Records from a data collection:
::::::::

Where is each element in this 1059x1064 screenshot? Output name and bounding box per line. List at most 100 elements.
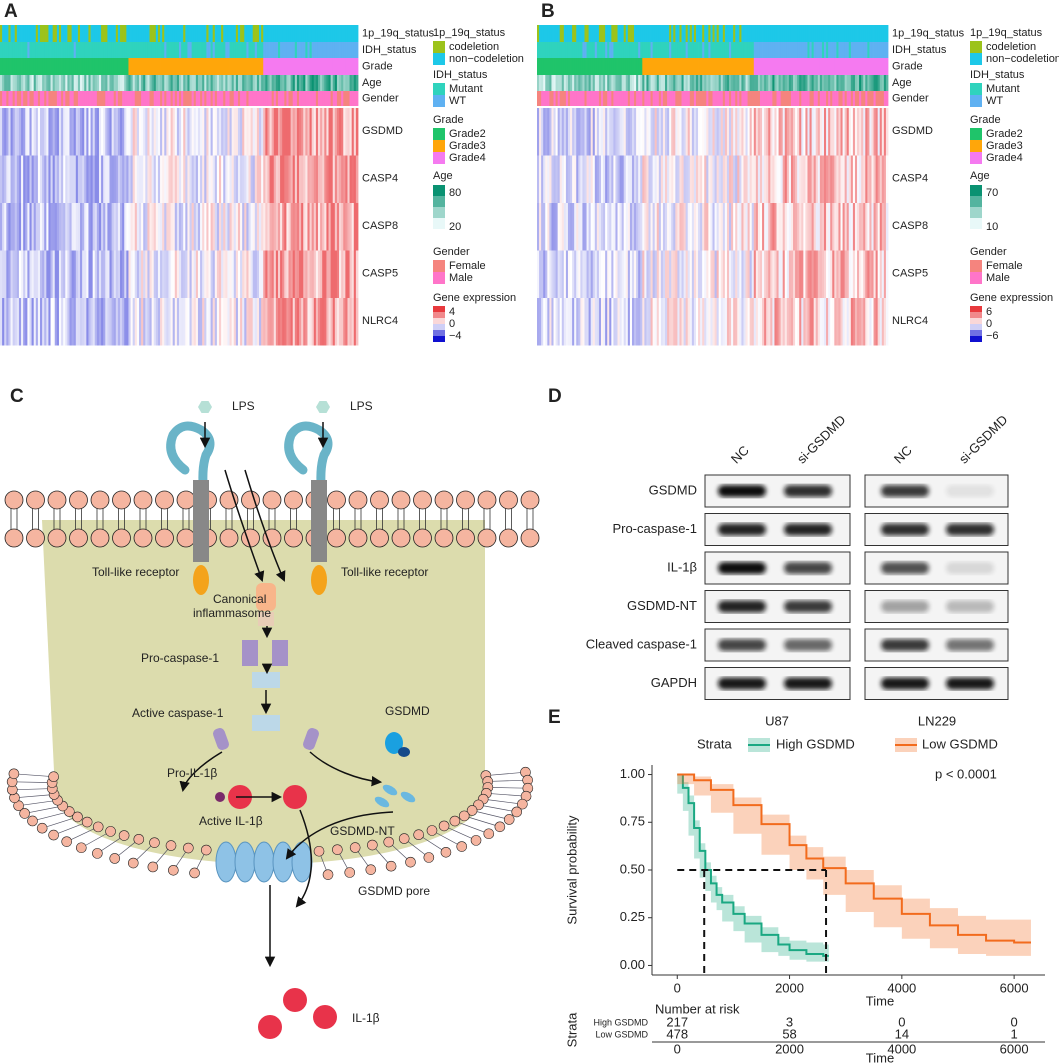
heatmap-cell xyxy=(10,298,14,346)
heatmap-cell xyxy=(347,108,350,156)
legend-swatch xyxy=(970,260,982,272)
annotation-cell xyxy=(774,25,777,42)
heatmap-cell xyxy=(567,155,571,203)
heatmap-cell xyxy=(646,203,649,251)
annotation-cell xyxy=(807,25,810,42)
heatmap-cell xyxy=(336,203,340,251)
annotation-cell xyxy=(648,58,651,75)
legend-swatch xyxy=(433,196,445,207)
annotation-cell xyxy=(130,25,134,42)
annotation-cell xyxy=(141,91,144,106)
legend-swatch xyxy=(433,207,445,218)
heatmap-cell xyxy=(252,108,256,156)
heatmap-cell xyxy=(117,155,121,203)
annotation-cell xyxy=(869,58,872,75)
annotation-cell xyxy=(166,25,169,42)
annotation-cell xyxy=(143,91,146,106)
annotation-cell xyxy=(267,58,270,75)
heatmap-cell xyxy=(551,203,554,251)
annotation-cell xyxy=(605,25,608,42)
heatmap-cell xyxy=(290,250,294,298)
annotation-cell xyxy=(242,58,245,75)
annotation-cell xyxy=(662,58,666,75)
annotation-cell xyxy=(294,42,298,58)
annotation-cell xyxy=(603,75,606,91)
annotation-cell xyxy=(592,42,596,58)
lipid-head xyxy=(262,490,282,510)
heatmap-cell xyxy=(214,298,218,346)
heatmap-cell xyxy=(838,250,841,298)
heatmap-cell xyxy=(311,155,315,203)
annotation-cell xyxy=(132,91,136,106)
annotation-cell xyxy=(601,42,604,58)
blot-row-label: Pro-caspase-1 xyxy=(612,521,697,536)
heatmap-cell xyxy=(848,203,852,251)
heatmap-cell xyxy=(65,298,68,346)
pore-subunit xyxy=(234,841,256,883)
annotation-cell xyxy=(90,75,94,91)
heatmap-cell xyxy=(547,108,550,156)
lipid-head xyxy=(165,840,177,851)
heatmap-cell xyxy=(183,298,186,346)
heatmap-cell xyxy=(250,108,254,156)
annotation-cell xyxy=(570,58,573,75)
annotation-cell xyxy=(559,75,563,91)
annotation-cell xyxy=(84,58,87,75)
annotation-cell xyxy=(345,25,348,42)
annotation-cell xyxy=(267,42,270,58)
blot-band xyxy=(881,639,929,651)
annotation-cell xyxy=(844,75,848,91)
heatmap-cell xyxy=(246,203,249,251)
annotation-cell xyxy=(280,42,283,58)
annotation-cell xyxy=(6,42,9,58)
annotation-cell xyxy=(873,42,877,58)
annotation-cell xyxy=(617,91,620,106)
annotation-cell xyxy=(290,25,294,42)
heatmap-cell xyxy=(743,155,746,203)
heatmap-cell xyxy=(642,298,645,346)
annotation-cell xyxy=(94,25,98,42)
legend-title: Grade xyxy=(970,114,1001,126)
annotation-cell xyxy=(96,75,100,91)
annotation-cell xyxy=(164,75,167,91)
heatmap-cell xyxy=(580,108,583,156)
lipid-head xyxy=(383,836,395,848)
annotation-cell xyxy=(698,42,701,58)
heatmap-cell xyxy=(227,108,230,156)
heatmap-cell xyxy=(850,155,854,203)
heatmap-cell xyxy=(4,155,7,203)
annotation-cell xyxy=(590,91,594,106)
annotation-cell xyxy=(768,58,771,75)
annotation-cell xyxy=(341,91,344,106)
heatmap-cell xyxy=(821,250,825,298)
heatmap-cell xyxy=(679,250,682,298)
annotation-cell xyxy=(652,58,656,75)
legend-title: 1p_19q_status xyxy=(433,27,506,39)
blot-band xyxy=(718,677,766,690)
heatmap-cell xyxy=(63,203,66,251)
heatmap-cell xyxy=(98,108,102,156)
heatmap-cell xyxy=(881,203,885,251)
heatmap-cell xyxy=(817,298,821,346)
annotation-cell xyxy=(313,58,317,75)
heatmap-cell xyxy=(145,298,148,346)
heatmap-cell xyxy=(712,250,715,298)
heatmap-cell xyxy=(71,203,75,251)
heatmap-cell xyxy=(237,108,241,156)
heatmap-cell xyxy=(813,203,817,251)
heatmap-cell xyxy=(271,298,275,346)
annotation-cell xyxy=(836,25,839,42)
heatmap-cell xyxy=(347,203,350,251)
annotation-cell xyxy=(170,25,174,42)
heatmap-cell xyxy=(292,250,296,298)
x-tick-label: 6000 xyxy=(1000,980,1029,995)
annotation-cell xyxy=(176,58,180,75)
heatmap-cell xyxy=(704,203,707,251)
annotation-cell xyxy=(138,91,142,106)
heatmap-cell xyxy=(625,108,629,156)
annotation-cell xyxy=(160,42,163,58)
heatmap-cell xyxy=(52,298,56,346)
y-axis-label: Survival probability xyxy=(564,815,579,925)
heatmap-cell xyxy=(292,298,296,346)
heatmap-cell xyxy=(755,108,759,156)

::::::::

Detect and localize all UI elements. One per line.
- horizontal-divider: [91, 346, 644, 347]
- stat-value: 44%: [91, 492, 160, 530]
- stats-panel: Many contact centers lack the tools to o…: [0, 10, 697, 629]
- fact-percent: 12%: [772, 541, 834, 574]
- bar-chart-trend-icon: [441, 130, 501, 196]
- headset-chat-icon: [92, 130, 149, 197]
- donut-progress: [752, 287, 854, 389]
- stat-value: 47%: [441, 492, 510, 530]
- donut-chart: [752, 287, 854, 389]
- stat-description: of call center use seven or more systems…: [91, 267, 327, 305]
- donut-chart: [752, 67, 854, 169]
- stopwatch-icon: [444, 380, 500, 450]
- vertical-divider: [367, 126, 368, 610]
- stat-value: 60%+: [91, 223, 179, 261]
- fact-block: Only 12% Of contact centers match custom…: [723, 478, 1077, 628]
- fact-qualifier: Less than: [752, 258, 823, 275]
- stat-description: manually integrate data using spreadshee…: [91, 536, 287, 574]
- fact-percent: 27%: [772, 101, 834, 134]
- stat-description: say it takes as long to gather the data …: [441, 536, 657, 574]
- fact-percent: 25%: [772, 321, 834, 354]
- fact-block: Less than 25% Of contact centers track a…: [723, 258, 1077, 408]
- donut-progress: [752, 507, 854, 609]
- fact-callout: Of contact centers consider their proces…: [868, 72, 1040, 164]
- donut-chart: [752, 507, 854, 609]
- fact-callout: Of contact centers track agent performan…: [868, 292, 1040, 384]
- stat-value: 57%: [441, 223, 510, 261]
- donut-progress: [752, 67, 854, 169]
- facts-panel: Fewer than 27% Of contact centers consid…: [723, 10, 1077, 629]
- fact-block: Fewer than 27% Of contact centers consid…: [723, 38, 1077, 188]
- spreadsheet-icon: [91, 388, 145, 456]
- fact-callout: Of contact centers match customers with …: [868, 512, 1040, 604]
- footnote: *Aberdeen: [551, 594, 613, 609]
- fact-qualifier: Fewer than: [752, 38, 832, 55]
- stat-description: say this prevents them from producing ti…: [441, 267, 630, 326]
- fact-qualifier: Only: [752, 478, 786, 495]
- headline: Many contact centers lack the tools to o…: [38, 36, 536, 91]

::::::::

- [WHAT IS EXPECTED]
Please repeat the lines of the material above, from the line with "Detect and localize" up to and including the line with "- fact-percent: 25%: [772, 321, 834, 354]".

- [EXPECTED OUTPUT]
Detect and localize all UI elements. One per line.
- horizontal-divider: [91, 346, 644, 347]
- stat-value: 44%: [91, 492, 160, 530]
- stats-panel: Many contact centers lack the tools to o…: [0, 10, 697, 629]
- fact-percent: 12%: [772, 541, 834, 574]
- bar-chart-trend-icon: [441, 130, 501, 196]
- headset-chat-icon: [92, 130, 149, 197]
- donut-progress: [752, 287, 854, 389]
- stat-value: 47%: [441, 492, 510, 530]
- donut-chart: [752, 287, 854, 389]
- stat-description: of call center use seven or more systems…: [91, 267, 327, 305]
- donut-chart: [752, 67, 854, 169]
- stopwatch-icon: [444, 380, 500, 450]
- vertical-divider: [367, 126, 368, 610]
- stat-value: 60%+: [91, 223, 179, 261]
- fact-block: Only 12% Of contact centers match custom…: [723, 478, 1077, 628]
- fact-qualifier: Less than: [752, 258, 823, 275]
- stat-description: manually integrate data using spreadshee…: [91, 536, 287, 574]
- fact-percent: 27%: [772, 101, 834, 134]
- stat-description: say it takes as long to gather the data …: [441, 536, 657, 574]
- fact-percent: 25%: [772, 321, 834, 354]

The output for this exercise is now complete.